**WHAT YOU NEED TO DO:** Pictures aside, repeat every entry exactly.

**DATASET RECORDS:**
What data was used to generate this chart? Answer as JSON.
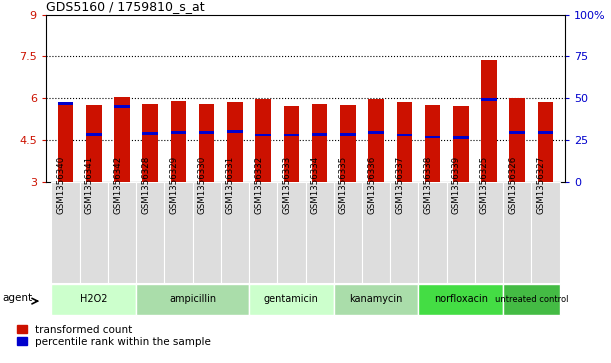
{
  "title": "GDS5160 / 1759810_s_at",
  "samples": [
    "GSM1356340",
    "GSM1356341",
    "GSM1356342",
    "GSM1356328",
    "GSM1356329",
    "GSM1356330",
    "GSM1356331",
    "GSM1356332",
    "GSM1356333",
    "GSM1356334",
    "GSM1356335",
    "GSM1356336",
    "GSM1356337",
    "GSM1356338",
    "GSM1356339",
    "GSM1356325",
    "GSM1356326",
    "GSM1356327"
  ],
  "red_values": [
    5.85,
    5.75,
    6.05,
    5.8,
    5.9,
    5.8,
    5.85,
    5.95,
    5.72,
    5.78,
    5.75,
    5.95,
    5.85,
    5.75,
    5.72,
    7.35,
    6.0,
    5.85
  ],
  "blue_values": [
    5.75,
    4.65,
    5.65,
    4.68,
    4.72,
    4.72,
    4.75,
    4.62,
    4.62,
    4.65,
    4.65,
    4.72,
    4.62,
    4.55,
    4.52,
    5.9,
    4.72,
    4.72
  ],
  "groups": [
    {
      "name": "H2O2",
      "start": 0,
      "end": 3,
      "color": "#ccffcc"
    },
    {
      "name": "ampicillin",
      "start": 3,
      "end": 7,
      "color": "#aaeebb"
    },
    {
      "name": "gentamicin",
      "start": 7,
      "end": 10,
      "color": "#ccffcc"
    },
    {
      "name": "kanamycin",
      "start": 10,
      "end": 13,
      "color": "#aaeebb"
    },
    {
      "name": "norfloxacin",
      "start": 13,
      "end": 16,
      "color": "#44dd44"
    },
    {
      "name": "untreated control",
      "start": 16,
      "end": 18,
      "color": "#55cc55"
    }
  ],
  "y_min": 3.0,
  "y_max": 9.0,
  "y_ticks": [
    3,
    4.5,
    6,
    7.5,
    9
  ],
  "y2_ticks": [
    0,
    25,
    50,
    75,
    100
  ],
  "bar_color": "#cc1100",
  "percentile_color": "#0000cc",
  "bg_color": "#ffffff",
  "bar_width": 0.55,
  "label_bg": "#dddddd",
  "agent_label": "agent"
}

**REPLY TO THE EXERCISE:**
What data was used to generate this chart? Answer as JSON.
{
  "title": "GDS5160 / 1759810_s_at",
  "samples": [
    "GSM1356340",
    "GSM1356341",
    "GSM1356342",
    "GSM1356328",
    "GSM1356329",
    "GSM1356330",
    "GSM1356331",
    "GSM1356332",
    "GSM1356333",
    "GSM1356334",
    "GSM1356335",
    "GSM1356336",
    "GSM1356337",
    "GSM1356338",
    "GSM1356339",
    "GSM1356325",
    "GSM1356326",
    "GSM1356327"
  ],
  "red_values": [
    5.85,
    5.75,
    6.05,
    5.8,
    5.9,
    5.8,
    5.85,
    5.95,
    5.72,
    5.78,
    5.75,
    5.95,
    5.85,
    5.75,
    5.72,
    7.35,
    6.0,
    5.85
  ],
  "blue_values": [
    5.75,
    4.65,
    5.65,
    4.68,
    4.72,
    4.72,
    4.75,
    4.62,
    4.62,
    4.65,
    4.65,
    4.72,
    4.62,
    4.55,
    4.52,
    5.9,
    4.72,
    4.72
  ],
  "groups": [
    {
      "name": "H2O2",
      "start": 0,
      "end": 3,
      "color": "#ccffcc"
    },
    {
      "name": "ampicillin",
      "start": 3,
      "end": 7,
      "color": "#aaeebb"
    },
    {
      "name": "gentamicin",
      "start": 7,
      "end": 10,
      "color": "#ccffcc"
    },
    {
      "name": "kanamycin",
      "start": 10,
      "end": 13,
      "color": "#aaeebb"
    },
    {
      "name": "norfloxacin",
      "start": 13,
      "end": 16,
      "color": "#44dd44"
    },
    {
      "name": "untreated control",
      "start": 16,
      "end": 18,
      "color": "#55cc55"
    }
  ],
  "y_min": 3.0,
  "y_max": 9.0,
  "y_ticks": [
    3,
    4.5,
    6,
    7.5,
    9
  ],
  "y2_ticks": [
    0,
    25,
    50,
    75,
    100
  ],
  "bar_color": "#cc1100",
  "percentile_color": "#0000cc",
  "bg_color": "#ffffff",
  "bar_width": 0.55,
  "label_bg": "#dddddd",
  "agent_label": "agent"
}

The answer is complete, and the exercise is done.